Dataset entries for page text
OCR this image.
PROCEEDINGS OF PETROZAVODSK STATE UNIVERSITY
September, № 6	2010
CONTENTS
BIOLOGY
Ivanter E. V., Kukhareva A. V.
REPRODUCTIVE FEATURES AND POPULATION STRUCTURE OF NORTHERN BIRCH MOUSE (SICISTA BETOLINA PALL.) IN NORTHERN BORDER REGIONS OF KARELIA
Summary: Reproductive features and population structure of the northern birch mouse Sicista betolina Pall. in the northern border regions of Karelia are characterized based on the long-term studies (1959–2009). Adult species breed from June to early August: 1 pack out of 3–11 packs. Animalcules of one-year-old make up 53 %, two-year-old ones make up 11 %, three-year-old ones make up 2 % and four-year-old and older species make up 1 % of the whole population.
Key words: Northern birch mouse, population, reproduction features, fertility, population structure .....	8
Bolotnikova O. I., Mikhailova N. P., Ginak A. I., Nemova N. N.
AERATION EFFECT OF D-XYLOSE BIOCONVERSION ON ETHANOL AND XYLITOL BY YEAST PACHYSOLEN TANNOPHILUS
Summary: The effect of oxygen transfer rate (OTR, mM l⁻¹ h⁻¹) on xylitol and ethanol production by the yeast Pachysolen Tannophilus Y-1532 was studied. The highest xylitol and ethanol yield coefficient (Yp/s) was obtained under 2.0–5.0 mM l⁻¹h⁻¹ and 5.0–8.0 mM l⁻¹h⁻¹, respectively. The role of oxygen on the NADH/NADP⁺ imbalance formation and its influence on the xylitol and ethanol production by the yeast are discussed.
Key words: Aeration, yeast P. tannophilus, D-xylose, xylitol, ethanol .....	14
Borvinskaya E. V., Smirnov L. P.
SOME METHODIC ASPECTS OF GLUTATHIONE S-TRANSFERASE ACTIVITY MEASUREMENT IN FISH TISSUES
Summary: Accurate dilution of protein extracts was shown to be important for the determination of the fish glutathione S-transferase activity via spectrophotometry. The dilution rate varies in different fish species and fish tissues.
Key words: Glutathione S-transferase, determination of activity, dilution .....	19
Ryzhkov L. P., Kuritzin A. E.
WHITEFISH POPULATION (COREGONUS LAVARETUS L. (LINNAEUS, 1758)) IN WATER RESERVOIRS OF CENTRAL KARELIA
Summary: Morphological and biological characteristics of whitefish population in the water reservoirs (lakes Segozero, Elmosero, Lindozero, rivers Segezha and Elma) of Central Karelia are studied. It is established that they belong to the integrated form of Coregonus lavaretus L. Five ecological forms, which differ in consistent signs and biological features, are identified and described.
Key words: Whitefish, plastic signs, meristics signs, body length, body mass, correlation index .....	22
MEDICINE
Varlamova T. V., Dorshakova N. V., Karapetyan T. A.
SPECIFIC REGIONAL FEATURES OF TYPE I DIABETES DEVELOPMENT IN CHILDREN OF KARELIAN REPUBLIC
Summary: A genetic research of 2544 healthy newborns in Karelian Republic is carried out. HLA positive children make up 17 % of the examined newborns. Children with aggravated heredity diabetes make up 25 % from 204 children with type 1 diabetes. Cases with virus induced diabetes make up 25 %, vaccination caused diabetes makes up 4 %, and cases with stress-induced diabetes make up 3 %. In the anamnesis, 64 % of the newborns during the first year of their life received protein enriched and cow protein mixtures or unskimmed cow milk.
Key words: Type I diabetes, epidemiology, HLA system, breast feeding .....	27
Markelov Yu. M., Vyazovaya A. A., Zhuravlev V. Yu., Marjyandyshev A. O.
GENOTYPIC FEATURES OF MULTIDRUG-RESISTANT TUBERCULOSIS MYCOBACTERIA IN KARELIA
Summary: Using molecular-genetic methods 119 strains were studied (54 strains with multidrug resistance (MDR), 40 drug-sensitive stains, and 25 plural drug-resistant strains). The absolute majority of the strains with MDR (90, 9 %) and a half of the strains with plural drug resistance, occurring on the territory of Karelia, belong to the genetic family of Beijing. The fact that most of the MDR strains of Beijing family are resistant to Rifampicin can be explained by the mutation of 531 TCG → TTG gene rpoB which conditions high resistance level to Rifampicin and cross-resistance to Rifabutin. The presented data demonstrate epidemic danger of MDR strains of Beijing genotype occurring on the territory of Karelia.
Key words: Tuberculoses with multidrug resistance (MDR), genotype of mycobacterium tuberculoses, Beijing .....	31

§ Task description
Once more, write all of the records exactly as given.

§ Task answer
OCR this image.
PROCEEDINGS OF PETROZAVODSK STATE UNIVERSITY
September, № 6	2010
CONTENTS
BIOLOGY
Ivanter E. V., Kukhareva A. V.
REPRODUCTIVE FEATURES AND POPULATION STRUCTURE OF NORTHERN BIRCH MOUSE (SICISTA BETOLINA PALL.) IN NORTHERN BORDER REGIONS OF KARELIA
Summary: Reproductive features and population structure of the northern birch mouse Sicista betolina Pall. in the northern border regions of Karelia are characterized based on the long-term studies (1959–2009). Adult species breed from June to early August: 1 pack out of 3–11 packs. Animalcules of one-year-old make up 53 %, two-year-old ones make up 11 %, three-year-old ones make up 2 % and four-year-old and older species make up 1 % of the whole population.
Key words: Northern birch mouse, population, reproduction features, fertility, population structure .....	8
Bolotnikova O. I., Mikhailova N. P., Ginak A. I., Nemova N. N.
AERATION EFFECT OF D-XYLOSE BIOCONVERSION ON ETHANOL AND XYLITOL BY YEAST PACHYSOLEN TANNOPHILUS
Summary: The effect of oxygen transfer rate (OTR, mM l⁻¹ h⁻¹) on xylitol and ethanol production by the yeast Pachysolen Tannophilus Y-1532 was studied. The highest xylitol and ethanol yield coefficient (Yp/s) was obtained under 2.0–5.0 mM l⁻¹h⁻¹ and 5.0–8.0 mM l⁻¹h⁻¹, respectively. The role of oxygen on the NADH/NADP⁺ imbalance formation and its influence on the xylitol and ethanol production by the yeast are discussed.
Key words: Aeration, yeast P. tannophilus, D-xylose, xylitol, ethanol .....	14
Borvinskaya E. V., Smirnov L. P.
SOME METHODIC ASPECTS OF GLUTATHIONE S-TRANSFERASE ACTIVITY MEASUREMENT IN FISH TISSUES
Summary: Accurate dilution of protein extracts was shown to be important for the determination of the fish glutathione S-transferase activity via spectrophotometry. The dilution rate varies in different fish species and fish tissues.
Key words: Glutathione S-transferase, determination of activity, dilution .....	19
Ryzhkov L. P., Kuritzin A. E.
WHITEFISH POPULATION (COREGONUS LAVARETUS L. (LINNAEUS, 1758)) IN WATER RESERVOIRS OF CENTRAL KARELIA
Summary: Morphological and biological characteristics of whitefish population in the water reservoirs (lakes Segozero, Elmosero, Lindozero, rivers Segezha and Elma) of Central Karelia are studied. It is established that they belong to the integrated form of Coregonus lavaretus L. Five ecological forms, which differ in consistent signs and biological features, are identified and described.
Key words: Whitefish, plastic signs, meristics signs, body length, body mass, correlation index .....	22
MEDICINE
Varlamova T. V., Dorshakova N. V., Karapetyan T. A.
SPECIFIC REGIONAL FEATURES OF TYPE I DIABETES DEVELOPMENT IN CHILDREN OF KARELIAN REPUBLIC
Summary: A genetic research of 2544 healthy newborns in Karelian Republic is carried out. HLA positive children make up 17 % of the examined newborns. Children with aggravated heredity diabetes make up 25 % from 204 children with type 1 diabetes. Cases with virus induced diabetes make up 25 %, vaccination caused diabetes makes up 4 %, and cases with stress-induced diabetes make up 3 %. In the anamnesis, 64 % of the newborns during the first year of their life received protein enriched and cow protein mixtures or unskimmed cow milk.
Key words: Type I diabetes, epidemiology, HLA system, breast feeding .....	27
Markelov Yu. M., Vyazovaya A. A., Zhuravlev V. Yu., Marjyandyshev A. O.
GENOTYPIC FEATURES OF MULTIDRUG-RESISTANT TUBERCULOSIS MYCOBACTERIA IN KARELIA
Summary: Using molecular-genetic methods 119 strains were studied (54 strains with multidrug resistance (MDR), 40 drug-sensitive stains, and 25 plural drug-resistant strains). The absolute majority of the strains with MDR (90, 9 %) and a half of the strains with plural drug resistance, occurring on the territory of Karelia, belong to the genetic family of Beijing. The fact that most of the MDR strains of Beijing family are resistant to Rifampicin can be explained by the mutation of 531 TCG → TTG gene rpoB which conditions high resistance level to Rifampicin and cross-resistance to Rifabutin. The presented data demonstrate epidemic danger of MDR strains of Beijing genotype occurring on the territory of Karelia.
Key words: Tuberculoses with multidrug resistance (MDR), genotype of mycobacterium tuberculoses, Beijing .....	31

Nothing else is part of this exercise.